— Description of the task —
Drop every picture, then transcribe the remaining data exactly.

Stored data entries:
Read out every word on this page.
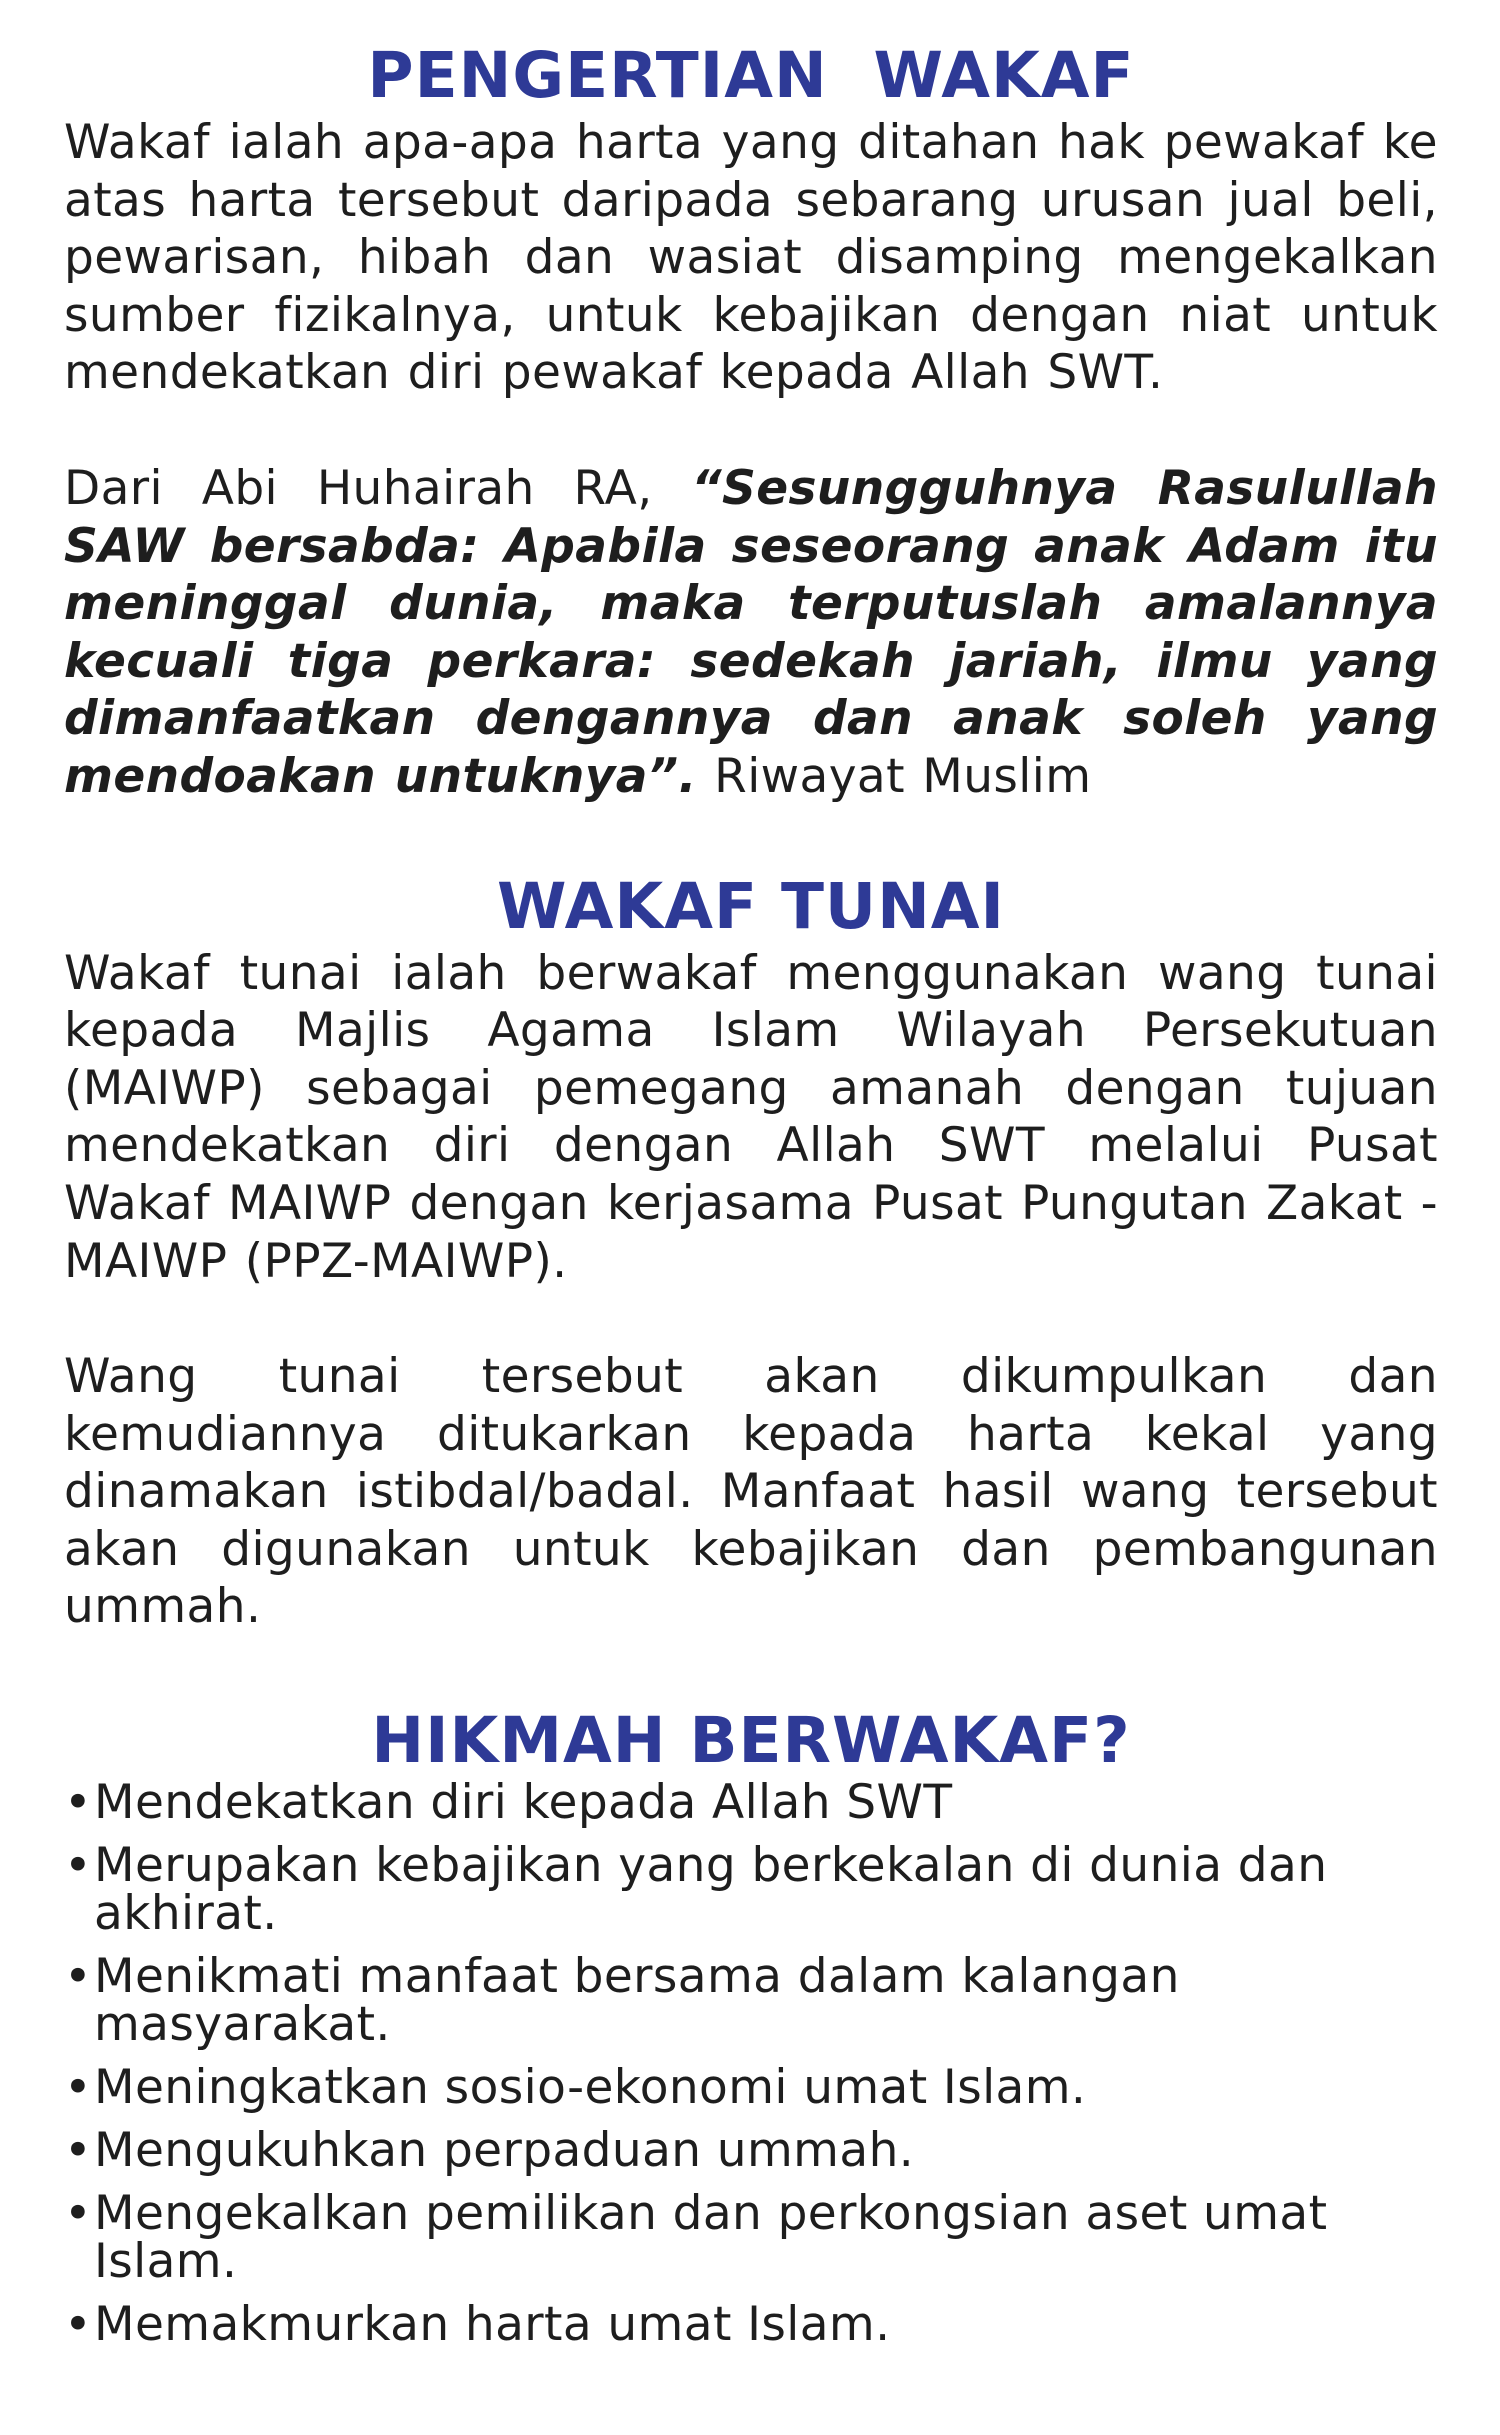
PENGERTIAN  WAKAF

Wakaf ialah apa-apa harta yang ditahan hak pewakaf ke atas harta tersebut daripada sebarang urusan jual beli, pewarisan, hibah dan wasiat disamping mengekalkan sumber fizikalnya, untuk kebajikan dengan niat untuk mendekatkan diri pewakaf kepada Allah SWT.

Dari Abi Huhairah RA, “Sesungguhnya Rasulullah SAW bersabda: Apabila seseorang anak Adam itu meninggal dunia, maka terputuslah amalannya kecuali tiga perkara: sedekah jariah, ilmu yang dimanfaatkan dengannya dan anak soleh yang mendoakan untuknya”. Riwayat Muslim

WAKAF TUNAI

Wakaf tunai ialah berwakaf menggunakan wang tunai kepada Majlis Agama Islam Wilayah Persekutuan (MAIWP) sebagai pemegang amanah dengan tujuan mendekatkan diri dengan Allah SWT melalui Pusat Wakaf MAIWP dengan kerjasama Pusat Pungutan Zakat -MAIWP (PPZ-MAIWP).

Wang tunai tersebut akan dikumpulkan dan kemudiannya ditukarkan kepada harta kekal yang dinamakan istibdal/badal. Manfaat hasil wang tersebut akan digunakan untuk kebajikan dan pembangunan ummah.

HIKMAH BERWAKAF?
• Mendekatkan diri kepada Allah SWT
• Merupakan kebajikan yang berkekalan di dunia dan akhirat.
• Menikmati manfaat bersama dalam kalangan masyarakat.
• Meningkatkan sosio-ekonomi umat Islam.
• Mengukuhkan perpaduan ummah.
• Mengekalkan pemilikan dan perkongsian aset umat Islam.
• Memakmurkan harta umat Islam.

— Answer —
Read out every word on this page.
PENGERTIAN  WAKAF

Wakaf ialah apa-apa harta yang ditahan hak pewakaf ke atas harta tersebut daripada sebarang urusan jual beli, pewarisan, hibah dan wasiat disamping mengekalkan sumber fizikalnya, untuk kebajikan dengan niat untuk mendekatkan diri pewakaf kepada Allah SWT.

Dari Abi Huhairah RA, “Sesungguhnya Rasulullah SAW bersabda: Apabila seseorang anak Adam itu meninggal dunia, maka terputuslah amalannya kecuali tiga perkara: sedekah jariah, ilmu yang dimanfaatkan dengannya dan anak soleh yang mendoakan untuknya”. Riwayat Muslim

WAKAF TUNAI

Wakaf tunai ialah berwakaf menggunakan wang tunai kepada Majlis Agama Islam Wilayah Persekutuan (MAIWP) sebagai pemegang amanah dengan tujuan mendekatkan diri dengan Allah SWT melalui Pusat Wakaf MAIWP dengan kerjasama Pusat Pungutan Zakat -MAIWP (PPZ-MAIWP).

Wang tunai tersebut akan dikumpulkan dan kemudiannya ditukarkan kepada harta kekal yang dinamakan istibdal/badal. Manfaat hasil wang tersebut akan digunakan untuk kebajikan dan pembangunan ummah.

HIKMAH BERWAKAF?
• Mendekatkan diri kepada Allah SWT
• Merupakan kebajikan yang berkekalan di dunia dan akhirat.
• Menikmati manfaat bersama dalam kalangan masyarakat.
• Meningkatkan sosio-ekonomi umat Islam.
• Mengukuhkan perpaduan ummah.
• Mengekalkan pemilikan dan perkongsian aset umat Islam.
• Memakmurkan harta umat Islam.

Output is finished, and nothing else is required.